• [DATASET]:
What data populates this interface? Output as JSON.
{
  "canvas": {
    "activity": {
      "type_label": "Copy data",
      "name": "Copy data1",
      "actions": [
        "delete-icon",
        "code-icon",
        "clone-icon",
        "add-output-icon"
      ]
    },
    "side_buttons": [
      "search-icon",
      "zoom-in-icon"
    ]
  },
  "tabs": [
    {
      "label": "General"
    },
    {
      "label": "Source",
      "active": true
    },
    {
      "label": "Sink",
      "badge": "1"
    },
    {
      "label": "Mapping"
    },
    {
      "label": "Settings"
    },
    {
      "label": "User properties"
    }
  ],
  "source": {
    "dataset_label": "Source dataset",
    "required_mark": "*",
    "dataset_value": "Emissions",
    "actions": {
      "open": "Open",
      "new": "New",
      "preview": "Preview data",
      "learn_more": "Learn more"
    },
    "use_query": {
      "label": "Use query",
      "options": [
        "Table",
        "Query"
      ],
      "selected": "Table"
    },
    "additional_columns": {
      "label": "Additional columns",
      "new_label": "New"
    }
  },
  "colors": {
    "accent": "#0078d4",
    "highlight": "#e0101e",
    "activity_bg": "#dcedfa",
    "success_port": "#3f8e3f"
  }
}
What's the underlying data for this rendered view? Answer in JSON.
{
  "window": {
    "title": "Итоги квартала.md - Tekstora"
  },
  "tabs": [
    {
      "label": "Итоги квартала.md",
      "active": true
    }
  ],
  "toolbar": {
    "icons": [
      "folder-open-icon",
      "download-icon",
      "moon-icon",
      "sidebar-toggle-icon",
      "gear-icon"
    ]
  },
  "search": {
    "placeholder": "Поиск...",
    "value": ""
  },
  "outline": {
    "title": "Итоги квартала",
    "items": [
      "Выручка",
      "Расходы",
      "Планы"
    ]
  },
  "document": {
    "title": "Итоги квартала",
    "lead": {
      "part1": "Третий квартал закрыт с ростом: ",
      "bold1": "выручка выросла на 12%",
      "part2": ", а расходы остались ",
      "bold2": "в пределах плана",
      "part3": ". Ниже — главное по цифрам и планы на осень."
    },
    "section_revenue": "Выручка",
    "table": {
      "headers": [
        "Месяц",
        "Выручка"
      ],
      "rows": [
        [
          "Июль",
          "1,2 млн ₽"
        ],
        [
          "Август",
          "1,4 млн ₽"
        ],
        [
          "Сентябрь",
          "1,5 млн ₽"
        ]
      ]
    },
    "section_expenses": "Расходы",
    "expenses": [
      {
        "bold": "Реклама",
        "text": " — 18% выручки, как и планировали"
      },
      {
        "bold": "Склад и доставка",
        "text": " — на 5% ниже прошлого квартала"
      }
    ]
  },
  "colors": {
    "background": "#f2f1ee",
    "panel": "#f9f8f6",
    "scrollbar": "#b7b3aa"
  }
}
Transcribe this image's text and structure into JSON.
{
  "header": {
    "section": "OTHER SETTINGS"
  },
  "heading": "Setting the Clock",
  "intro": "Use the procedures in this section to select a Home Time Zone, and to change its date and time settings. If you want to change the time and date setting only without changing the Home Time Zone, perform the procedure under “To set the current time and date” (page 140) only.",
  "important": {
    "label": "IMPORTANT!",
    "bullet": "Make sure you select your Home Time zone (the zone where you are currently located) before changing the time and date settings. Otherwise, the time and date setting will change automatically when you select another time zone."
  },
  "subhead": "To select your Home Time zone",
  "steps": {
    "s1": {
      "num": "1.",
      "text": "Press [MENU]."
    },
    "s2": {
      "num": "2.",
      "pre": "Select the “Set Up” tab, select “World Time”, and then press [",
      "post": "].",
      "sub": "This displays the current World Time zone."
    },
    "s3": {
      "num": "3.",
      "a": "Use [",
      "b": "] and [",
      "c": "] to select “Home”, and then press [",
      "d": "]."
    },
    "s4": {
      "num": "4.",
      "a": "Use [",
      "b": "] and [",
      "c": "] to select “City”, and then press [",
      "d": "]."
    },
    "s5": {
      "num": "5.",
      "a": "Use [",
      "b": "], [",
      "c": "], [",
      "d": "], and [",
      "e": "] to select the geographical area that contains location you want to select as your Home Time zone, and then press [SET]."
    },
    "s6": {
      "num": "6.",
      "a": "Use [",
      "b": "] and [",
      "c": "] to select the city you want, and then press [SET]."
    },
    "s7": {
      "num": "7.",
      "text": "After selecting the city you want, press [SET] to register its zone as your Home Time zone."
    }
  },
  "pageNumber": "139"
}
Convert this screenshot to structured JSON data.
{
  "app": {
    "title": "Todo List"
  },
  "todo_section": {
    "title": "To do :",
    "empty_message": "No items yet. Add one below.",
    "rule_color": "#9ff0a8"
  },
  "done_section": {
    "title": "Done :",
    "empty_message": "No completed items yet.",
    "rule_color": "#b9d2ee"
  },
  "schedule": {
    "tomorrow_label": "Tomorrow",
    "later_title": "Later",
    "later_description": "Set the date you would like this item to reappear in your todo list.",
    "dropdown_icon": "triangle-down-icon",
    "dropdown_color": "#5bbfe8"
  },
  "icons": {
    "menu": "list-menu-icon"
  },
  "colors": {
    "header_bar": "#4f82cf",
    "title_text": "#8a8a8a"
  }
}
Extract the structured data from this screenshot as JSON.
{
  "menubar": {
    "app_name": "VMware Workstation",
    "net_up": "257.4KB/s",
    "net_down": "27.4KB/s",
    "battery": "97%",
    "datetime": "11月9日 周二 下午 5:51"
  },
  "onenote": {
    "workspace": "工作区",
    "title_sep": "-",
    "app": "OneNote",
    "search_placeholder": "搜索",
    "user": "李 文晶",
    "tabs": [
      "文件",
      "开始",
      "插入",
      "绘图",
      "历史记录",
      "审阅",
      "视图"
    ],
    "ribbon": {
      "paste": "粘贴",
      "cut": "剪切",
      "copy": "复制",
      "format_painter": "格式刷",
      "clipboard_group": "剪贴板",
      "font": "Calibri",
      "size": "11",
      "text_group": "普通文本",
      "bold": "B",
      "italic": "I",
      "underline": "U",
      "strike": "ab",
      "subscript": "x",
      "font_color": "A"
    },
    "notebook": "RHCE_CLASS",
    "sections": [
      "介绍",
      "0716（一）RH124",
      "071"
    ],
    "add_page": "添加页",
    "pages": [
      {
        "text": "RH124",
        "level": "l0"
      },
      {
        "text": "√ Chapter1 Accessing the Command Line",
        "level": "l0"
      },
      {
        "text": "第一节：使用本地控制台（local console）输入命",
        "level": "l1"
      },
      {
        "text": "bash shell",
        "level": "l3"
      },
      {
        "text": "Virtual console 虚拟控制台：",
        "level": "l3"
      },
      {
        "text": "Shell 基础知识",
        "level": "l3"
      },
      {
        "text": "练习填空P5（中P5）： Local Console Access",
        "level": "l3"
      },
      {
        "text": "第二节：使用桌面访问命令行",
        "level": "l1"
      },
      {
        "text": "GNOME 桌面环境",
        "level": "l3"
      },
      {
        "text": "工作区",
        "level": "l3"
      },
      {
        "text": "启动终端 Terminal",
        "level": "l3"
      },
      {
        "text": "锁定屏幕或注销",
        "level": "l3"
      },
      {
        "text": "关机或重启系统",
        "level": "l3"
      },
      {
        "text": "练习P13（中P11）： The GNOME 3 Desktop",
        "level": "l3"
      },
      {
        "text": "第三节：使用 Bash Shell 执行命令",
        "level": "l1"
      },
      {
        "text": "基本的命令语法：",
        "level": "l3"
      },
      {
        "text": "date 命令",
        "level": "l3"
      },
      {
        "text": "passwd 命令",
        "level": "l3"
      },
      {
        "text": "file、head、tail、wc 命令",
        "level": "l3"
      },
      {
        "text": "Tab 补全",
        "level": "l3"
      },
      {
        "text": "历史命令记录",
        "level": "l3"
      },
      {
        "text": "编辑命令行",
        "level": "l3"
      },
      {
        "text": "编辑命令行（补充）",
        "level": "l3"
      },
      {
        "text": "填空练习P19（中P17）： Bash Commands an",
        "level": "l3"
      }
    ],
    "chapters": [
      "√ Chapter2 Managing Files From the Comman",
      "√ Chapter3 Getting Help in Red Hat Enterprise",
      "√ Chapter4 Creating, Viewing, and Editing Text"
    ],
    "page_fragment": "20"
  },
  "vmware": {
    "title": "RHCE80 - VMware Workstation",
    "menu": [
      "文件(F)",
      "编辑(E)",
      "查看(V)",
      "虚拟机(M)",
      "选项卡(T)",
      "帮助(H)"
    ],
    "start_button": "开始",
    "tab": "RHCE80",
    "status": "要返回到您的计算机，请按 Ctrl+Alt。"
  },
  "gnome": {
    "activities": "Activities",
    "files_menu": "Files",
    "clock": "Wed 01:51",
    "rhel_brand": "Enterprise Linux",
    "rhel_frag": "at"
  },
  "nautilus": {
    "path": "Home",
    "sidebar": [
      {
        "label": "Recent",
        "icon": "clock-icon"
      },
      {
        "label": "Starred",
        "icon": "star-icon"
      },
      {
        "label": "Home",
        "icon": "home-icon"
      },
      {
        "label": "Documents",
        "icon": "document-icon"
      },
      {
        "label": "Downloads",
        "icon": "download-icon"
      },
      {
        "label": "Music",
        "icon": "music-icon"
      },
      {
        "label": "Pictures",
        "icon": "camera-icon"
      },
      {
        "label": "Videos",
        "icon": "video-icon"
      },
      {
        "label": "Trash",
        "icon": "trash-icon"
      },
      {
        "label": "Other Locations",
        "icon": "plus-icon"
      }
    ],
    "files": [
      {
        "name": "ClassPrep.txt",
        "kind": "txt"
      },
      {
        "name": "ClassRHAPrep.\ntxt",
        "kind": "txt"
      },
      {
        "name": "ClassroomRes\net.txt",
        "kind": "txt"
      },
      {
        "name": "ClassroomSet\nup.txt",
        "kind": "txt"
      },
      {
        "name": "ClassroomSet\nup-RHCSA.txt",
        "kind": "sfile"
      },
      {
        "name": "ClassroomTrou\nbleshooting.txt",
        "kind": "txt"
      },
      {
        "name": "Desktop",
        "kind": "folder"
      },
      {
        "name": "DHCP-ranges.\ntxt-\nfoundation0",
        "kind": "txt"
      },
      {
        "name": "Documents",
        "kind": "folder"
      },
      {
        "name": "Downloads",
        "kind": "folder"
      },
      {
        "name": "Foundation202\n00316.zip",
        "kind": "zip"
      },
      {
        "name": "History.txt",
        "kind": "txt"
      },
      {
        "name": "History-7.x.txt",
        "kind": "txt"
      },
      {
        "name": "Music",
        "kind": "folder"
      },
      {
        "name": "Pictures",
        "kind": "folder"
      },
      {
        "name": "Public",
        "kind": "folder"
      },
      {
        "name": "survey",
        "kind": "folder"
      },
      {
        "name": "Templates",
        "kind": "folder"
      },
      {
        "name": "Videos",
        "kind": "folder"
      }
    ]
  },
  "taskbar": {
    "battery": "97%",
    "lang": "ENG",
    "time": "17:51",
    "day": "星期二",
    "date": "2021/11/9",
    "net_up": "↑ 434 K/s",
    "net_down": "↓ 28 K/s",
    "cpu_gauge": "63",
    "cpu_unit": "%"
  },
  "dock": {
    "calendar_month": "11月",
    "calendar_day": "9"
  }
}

• [DIRECTIVE]:
Using the material above, report each line where "Desktop" occurs.

• [TASK OUTPUT]:
        "text": "练习P13（中P11）： The GNOME 3 Desktop",
        "name": "Desktop",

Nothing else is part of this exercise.